OBJECTIVE 1
In the Glottolog passage, how long is the typical lag between additions to ISO 639-3 and a Glottolog release that addresses them?

GIVEN PASSAGE
⟨

Thanks to improvements in the curation of ISO 639-3 language identifiers during the last decade, ISO 639-3 codes and language-level glottocodes are one-to-one interchangeable for the vast majority of cases, and the differences are few enough that a specific comment explaining the differences are given in each of the remaining cases on Glottolog. In fact, Glottolog aims at covering all valid ISO 639-3 codes to provide a full mapping, but typically there is a time lag of a couple of months between additions to ISO 639-3 and a Glottolog release addressing these changes. There remains a principled difference in anchoring in that the denotation of a glottocode in Glottolog is defined by the data and information in the references tied to it. The references are associated in Glottolog in such a way that the referenced data and information is enough to distinguish the languoid from all other languoids. Strictly speaking, the ISO 639-3 standard provide no definition or justification of the recorded entries. In Ethnologue [3] – the reference for most of the ISO 639-3 codes – each entry has metadata such as geographical information, name(s), speaker numbers and classification which presumably defines the language, but no actual or referenced data from the denoted language. Unfortunately, it is not so that metadata information is in all cases enough to identify its denotation. Language names are notoriously ambiguous and the case of language-shifting ethnic groups is particularly tricky, as most metadata (speaker numbers, geography, name) is not sufficient to disambiguate between the original and substituted language.
Glottolog, and in particular individual languoids, are also well-linked from Wikipedia. In particular, practically all language- and family- level languoids are referenced in Wikipedia. These Wikipedia links translate to Wikidata links (e.g. https://www.wikidata.org/wiki/Q31746) which in turn provide links to other language identification schemes such as ISO 639-2 (which are arguably less important than ISO 639-3 in the contexts where Glottolog is most used).
3.4.Glottolog data is reusable
Glottolog data are released with a clear and accessible data usage license.

⟩

OBJECTIVE 2
Please transcribe the rows below exactly, from the line with "y-tick-label-700: 700 (30, 284, 61, 304)" to the line with "colorbar-label-2: 16 (978, 151, 996, 169)", including both of those lines.

INPUT ROWS
⟨

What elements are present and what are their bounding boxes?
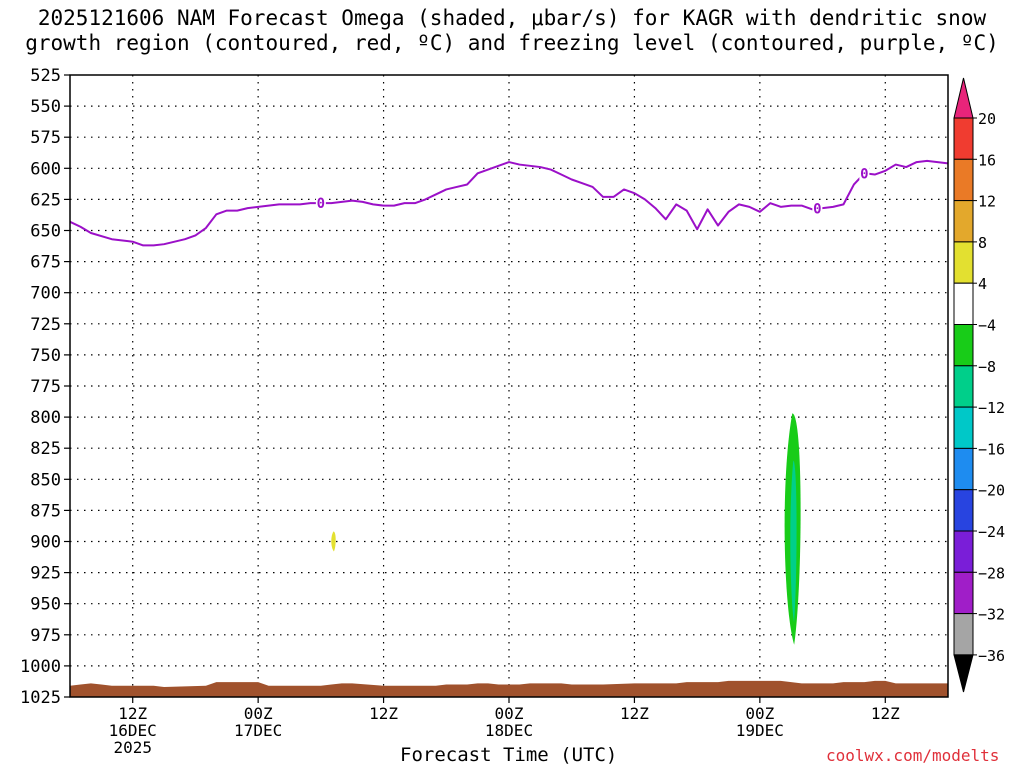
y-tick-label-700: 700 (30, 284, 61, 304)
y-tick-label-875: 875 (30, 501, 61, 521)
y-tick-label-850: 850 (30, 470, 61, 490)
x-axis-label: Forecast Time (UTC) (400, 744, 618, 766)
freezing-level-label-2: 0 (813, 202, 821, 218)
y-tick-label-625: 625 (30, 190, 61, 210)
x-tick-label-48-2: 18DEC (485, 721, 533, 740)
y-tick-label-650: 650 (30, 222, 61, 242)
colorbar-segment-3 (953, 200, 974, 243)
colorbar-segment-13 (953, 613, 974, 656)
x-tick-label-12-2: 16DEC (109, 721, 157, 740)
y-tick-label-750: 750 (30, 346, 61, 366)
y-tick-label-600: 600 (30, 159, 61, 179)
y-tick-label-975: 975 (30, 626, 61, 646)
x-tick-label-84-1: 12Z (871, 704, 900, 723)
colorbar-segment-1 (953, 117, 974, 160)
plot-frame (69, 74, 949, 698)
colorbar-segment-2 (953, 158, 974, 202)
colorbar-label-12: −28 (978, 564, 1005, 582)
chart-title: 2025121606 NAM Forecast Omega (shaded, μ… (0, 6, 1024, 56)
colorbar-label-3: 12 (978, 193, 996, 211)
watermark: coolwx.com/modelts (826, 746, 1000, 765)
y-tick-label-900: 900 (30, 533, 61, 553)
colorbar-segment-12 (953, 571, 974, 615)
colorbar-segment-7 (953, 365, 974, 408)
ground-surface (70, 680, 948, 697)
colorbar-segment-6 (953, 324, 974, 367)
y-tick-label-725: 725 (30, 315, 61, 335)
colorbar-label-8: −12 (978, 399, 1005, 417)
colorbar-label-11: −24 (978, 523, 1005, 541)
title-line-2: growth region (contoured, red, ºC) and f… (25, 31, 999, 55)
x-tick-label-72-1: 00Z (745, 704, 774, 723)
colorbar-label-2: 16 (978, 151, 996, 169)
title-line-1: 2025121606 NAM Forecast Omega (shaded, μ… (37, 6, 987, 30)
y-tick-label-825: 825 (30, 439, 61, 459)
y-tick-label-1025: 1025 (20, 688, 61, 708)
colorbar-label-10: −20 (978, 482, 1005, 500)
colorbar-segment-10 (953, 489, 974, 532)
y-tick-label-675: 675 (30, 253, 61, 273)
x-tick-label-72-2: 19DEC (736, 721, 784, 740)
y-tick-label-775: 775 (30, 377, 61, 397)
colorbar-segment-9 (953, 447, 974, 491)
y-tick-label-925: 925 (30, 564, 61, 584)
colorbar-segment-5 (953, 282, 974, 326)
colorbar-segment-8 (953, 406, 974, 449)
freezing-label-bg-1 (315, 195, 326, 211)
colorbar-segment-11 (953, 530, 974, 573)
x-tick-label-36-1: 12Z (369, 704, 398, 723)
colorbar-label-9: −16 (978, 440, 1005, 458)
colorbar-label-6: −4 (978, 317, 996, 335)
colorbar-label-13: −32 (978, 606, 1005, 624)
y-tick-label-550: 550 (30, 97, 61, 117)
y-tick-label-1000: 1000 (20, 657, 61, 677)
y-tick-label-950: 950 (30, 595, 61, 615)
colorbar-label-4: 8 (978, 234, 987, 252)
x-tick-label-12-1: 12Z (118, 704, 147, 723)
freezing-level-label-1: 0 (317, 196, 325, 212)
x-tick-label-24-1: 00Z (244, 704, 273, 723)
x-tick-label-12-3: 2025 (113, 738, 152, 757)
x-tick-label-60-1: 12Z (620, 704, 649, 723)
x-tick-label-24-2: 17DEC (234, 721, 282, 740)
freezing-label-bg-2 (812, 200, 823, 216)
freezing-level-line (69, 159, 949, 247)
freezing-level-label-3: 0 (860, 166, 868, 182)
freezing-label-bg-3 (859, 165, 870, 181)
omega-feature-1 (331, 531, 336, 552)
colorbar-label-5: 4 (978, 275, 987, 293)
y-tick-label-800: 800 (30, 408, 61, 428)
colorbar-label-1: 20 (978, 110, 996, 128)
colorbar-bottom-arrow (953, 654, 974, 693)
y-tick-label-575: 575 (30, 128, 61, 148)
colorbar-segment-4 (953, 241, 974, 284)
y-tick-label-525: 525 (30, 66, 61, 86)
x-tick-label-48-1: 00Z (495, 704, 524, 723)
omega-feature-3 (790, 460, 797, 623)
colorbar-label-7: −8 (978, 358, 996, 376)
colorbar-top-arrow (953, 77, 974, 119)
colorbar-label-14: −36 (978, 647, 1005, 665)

⟩

CORRECT OUTPUT 1
A couple of months.

CORRECT OUTPUT 2
y-tick-label-700: 700 (30, 284, 61, 304)
y-tick-label-875: 875 (30, 501, 61, 521)
y-tick-label-850: 850 (30, 470, 61, 490)
x-axis-label: Forecast Time (UTC) (400, 744, 618, 766)
freezing-level-label-2: 0 (813, 202, 821, 218)
y-tick-label-625: 625 (30, 190, 61, 210)
x-tick-label-48-2: 18DEC (485, 721, 533, 740)
y-tick-label-650: 650 (30, 222, 61, 242)
colorbar-segment-3 (953, 200, 974, 243)
colorbar-segment-13 (953, 613, 974, 656)
x-tick-label-12-2: 16DEC (109, 721, 157, 740)
y-tick-label-750: 750 (30, 346, 61, 366)
y-tick-label-600: 600 (30, 159, 61, 179)
y-tick-label-975: 975 (30, 626, 61, 646)
x-tick-label-84-1: 12Z (871, 704, 900, 723)
colorbar-segment-1 (953, 117, 974, 160)
plot-frame (69, 74, 949, 698)
colorbar-segment-2 (953, 158, 974, 202)
colorbar-label-12: −28 (978, 564, 1005, 582)
chart-title: 2025121606 NAM Forecast Omega (shaded, μ… (0, 6, 1024, 56)
colorbar-label-3: 12 (978, 193, 996, 211)
watermark: coolwx.com/modelts (826, 746, 1000, 765)
y-tick-label-900: 900 (30, 533, 61, 553)
colorbar-segment-12 (953, 571, 974, 615)
colorbar-segment-7 (953, 365, 974, 408)
ground-surface (70, 680, 948, 697)
colorbar-segment-6 (953, 324, 974, 367)
y-tick-label-725: 725 (30, 315, 61, 335)
colorbar-label-8: −12 (978, 399, 1005, 417)
colorbar-label-11: −24 (978, 523, 1005, 541)
title-line-2: growth region (contoured, red, ºC) and f… (25, 31, 999, 55)
x-tick-label-72-1: 00Z (745, 704, 774, 723)
colorbar-label-2: 16 (978, 151, 996, 169)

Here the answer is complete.